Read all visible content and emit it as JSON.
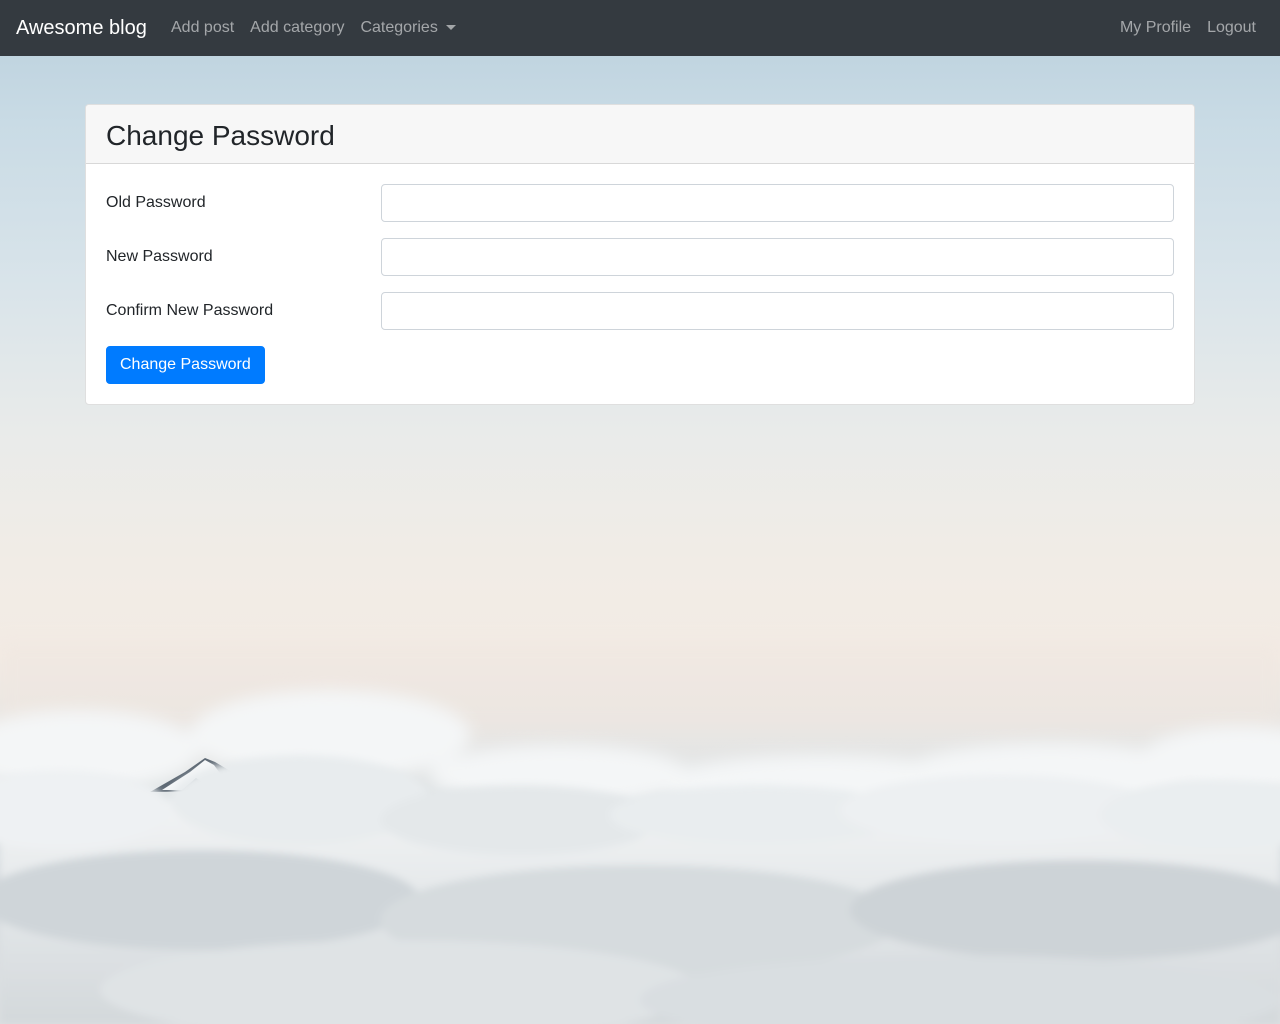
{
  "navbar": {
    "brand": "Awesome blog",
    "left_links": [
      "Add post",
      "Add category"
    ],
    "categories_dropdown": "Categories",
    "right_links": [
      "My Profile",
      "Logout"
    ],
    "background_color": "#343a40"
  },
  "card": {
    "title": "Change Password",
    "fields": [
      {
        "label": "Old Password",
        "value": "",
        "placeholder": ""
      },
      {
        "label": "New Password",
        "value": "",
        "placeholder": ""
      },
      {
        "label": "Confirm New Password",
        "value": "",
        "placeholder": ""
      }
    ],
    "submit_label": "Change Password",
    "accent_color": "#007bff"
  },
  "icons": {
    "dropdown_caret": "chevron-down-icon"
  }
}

^^^^^^^^^^^^^^^^

Extract the text of all the records above verbatim, excluding pictures.

Read all visible content and emit it as JSON.
{
  "navbar": {
    "brand": "Awesome blog",
    "left_links": [
      "Add post",
      "Add category"
    ],
    "categories_dropdown": "Categories",
    "right_links": [
      "My Profile",
      "Logout"
    ],
    "background_color": "#343a40"
  },
  "card": {
    "title": "Change Password",
    "fields": [
      {
        "label": "Old Password",
        "value": "",
        "placeholder": ""
      },
      {
        "label": "New Password",
        "value": "",
        "placeholder": ""
      },
      {
        "label": "Confirm New Password",
        "value": "",
        "placeholder": ""
      }
    ],
    "submit_label": "Change Password",
    "accent_color": "#007bff"
  },
  "icons": {
    "dropdown_caret": "chevron-down-icon"
  }
}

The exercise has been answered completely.